**Task to carry out**. Check every line of the data below for the string "have", and copy the ones that hold it.

::::::::

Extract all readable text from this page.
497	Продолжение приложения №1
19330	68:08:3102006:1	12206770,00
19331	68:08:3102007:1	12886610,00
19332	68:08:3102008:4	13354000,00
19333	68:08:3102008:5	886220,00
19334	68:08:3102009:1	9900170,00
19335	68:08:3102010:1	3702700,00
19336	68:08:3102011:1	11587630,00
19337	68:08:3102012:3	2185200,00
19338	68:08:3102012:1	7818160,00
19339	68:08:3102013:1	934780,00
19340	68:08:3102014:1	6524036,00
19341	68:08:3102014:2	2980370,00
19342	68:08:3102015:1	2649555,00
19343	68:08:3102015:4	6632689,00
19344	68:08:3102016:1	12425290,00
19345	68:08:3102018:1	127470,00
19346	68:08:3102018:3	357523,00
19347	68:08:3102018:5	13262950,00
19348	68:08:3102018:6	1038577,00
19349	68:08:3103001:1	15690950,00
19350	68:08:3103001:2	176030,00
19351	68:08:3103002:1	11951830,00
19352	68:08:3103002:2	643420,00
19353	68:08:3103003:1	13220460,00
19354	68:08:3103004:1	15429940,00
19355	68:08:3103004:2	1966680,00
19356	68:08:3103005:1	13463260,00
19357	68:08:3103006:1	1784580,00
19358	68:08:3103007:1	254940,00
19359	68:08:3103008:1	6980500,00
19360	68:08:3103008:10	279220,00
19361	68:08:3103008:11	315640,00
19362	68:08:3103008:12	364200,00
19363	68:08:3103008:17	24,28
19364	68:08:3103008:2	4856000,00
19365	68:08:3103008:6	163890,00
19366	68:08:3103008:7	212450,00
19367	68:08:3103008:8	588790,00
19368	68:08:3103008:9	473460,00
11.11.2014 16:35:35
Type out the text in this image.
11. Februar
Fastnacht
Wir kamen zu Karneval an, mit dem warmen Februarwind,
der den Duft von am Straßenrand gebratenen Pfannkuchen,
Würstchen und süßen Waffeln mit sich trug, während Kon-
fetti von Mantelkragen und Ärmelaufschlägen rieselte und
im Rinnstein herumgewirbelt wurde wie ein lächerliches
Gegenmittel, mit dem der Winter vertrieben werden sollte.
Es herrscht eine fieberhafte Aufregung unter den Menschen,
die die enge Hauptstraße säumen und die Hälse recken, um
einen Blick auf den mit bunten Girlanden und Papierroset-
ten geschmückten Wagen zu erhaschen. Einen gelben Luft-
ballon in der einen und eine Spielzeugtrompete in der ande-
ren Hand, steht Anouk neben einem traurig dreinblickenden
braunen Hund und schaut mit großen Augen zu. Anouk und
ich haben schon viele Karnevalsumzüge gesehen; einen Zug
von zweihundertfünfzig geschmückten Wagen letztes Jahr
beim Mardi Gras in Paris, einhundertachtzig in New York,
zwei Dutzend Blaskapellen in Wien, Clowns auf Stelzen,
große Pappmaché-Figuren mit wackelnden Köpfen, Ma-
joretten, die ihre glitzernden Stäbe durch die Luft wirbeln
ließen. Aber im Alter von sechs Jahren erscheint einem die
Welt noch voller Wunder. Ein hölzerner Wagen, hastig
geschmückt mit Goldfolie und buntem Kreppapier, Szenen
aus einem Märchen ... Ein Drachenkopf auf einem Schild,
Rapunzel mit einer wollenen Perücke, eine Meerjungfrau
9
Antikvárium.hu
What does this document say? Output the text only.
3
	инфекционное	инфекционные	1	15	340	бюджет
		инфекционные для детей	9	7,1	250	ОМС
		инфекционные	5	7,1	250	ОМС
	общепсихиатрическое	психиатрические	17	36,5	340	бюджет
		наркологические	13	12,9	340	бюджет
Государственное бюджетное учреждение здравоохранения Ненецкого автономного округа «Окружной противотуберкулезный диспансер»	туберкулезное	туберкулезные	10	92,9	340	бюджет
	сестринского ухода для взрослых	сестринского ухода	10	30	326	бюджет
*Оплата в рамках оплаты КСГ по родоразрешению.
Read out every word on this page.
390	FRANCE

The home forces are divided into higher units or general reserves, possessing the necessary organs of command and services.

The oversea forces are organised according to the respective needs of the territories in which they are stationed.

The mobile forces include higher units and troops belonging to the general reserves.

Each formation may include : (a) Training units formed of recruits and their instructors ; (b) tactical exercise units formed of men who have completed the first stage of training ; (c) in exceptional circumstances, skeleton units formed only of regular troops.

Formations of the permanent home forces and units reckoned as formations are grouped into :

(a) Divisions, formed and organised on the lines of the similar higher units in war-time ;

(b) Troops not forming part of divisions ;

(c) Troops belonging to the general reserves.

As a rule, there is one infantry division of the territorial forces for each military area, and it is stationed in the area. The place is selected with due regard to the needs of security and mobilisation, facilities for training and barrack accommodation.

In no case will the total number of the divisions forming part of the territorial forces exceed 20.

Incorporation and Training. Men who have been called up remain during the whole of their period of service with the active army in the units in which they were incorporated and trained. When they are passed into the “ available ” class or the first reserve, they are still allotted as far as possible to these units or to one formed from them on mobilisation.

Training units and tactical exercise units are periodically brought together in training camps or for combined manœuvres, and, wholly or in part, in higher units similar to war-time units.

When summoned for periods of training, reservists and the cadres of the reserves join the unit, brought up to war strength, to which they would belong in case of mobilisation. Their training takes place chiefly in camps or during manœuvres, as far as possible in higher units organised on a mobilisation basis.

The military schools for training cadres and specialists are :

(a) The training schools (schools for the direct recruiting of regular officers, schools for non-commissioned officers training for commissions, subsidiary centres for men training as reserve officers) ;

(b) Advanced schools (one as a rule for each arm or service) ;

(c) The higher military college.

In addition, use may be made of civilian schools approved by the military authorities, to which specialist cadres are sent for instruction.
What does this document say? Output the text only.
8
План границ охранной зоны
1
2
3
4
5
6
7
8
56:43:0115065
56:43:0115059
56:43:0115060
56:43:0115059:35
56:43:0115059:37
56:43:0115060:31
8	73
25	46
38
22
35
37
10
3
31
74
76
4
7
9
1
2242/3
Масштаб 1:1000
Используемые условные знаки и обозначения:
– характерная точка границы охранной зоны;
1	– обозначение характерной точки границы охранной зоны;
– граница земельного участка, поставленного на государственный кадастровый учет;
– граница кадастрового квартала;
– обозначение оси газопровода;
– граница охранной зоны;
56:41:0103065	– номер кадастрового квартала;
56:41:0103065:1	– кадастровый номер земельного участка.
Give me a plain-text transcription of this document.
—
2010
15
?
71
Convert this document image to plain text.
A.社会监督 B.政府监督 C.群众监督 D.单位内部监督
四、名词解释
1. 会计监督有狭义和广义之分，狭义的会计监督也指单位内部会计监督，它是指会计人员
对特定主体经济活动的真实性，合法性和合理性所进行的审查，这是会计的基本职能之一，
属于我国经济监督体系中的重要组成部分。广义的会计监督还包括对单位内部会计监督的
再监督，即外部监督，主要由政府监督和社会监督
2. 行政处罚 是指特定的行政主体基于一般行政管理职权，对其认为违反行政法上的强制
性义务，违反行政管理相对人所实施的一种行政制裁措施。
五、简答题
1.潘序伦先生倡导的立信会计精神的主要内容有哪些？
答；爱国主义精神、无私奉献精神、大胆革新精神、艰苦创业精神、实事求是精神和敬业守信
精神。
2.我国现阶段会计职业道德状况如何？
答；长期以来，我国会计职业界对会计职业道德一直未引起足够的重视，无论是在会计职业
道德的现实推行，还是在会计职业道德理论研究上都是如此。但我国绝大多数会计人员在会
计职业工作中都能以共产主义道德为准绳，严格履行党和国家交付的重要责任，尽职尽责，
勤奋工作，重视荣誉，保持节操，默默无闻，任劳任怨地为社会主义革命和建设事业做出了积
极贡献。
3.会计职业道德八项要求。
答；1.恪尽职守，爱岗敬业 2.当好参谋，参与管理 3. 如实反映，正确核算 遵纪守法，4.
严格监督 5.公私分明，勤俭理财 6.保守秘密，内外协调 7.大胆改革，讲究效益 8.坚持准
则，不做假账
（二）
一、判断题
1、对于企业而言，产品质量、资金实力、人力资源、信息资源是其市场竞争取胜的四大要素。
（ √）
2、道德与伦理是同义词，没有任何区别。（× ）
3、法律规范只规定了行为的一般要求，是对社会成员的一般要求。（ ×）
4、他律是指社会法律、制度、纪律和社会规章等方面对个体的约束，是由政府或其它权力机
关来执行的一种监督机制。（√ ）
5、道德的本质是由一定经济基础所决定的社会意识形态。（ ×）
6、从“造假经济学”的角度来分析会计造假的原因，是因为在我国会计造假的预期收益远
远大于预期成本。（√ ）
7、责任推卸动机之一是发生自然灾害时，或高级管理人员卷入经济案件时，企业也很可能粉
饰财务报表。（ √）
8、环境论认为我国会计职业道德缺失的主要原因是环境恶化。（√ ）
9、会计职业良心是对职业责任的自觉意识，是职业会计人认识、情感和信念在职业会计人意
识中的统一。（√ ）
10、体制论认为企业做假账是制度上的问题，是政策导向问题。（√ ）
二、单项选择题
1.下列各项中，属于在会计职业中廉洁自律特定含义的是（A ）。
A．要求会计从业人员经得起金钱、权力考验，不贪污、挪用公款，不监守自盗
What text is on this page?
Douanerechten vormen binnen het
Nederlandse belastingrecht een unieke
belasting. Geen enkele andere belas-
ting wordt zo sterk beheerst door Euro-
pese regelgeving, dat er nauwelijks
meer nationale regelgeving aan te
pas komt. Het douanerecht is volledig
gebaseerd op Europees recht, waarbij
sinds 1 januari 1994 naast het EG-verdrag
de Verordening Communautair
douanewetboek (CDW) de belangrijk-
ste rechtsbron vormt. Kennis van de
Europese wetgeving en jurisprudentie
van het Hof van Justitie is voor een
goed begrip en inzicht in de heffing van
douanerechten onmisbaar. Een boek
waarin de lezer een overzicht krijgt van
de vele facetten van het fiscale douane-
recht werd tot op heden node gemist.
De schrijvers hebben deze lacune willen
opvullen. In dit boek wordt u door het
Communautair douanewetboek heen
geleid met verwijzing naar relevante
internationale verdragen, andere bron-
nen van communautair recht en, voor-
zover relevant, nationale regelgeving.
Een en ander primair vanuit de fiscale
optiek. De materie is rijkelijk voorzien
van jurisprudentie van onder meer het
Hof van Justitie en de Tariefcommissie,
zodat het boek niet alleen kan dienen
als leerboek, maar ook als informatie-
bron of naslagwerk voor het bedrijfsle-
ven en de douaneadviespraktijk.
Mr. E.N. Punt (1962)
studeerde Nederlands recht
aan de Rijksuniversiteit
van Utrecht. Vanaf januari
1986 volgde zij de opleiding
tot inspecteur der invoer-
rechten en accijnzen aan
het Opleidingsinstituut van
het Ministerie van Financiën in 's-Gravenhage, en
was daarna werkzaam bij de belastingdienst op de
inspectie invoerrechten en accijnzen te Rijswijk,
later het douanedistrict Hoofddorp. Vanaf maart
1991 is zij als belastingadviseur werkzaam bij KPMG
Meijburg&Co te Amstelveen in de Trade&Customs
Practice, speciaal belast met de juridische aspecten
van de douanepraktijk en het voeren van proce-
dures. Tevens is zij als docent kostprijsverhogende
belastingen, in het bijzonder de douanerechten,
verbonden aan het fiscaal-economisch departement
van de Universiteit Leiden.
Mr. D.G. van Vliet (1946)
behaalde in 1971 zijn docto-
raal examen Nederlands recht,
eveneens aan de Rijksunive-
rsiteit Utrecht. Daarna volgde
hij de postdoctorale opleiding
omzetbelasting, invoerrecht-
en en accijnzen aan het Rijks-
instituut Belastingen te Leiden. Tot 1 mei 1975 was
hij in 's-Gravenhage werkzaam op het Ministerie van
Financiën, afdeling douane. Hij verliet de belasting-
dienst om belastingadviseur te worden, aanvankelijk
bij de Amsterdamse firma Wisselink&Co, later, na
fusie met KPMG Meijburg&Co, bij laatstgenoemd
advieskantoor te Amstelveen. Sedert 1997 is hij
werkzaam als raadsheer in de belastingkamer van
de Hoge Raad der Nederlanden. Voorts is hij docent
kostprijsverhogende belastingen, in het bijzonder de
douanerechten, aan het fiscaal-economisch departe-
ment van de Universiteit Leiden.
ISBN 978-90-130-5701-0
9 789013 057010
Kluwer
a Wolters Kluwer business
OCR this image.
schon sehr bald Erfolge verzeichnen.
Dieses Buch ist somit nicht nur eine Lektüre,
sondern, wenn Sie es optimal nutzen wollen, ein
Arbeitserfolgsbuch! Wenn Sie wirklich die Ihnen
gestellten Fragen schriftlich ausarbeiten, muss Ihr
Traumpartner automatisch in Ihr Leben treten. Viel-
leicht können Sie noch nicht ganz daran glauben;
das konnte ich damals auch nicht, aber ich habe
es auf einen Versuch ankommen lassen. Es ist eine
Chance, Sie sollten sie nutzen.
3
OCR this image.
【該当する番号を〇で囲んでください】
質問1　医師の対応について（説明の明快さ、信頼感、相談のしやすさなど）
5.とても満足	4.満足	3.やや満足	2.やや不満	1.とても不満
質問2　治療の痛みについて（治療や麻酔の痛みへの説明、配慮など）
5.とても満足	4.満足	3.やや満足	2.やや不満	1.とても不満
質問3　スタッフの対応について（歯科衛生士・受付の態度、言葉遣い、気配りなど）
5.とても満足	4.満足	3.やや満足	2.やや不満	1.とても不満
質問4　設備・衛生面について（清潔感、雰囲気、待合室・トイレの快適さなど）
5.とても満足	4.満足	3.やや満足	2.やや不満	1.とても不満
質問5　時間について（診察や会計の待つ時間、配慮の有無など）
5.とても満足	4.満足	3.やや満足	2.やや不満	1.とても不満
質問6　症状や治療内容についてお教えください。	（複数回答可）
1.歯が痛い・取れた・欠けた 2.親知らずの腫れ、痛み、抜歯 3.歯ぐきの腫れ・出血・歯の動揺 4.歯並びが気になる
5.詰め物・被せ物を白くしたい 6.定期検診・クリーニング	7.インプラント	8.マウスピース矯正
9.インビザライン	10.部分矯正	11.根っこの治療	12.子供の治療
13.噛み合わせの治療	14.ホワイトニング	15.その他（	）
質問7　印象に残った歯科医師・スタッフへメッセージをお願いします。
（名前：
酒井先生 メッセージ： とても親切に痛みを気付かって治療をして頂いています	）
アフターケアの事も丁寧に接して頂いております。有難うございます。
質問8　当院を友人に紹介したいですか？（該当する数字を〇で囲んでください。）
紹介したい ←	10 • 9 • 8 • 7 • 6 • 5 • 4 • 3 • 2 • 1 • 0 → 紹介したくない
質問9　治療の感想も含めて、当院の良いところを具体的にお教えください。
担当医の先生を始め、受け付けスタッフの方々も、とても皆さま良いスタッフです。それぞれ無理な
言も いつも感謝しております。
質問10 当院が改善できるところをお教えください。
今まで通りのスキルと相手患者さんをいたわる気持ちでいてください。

::::::::

**Response to this task**.
Each formation may include : (a) Training units formed of recruits and their instructors ; (b) tactical exercise units formed of men who have completed the first stage of training ; (c) in exceptional circumstances, skeleton units formed only of regular troops.
Incorporation and Training. Men who have been called up remain during the whole of their period of service with the active army in the units in which they were incorporated and trained. When they are passed into the “ available ” class or the first reserve, they are still allotted as far as possible to these units or to one formed from them on mobilisation.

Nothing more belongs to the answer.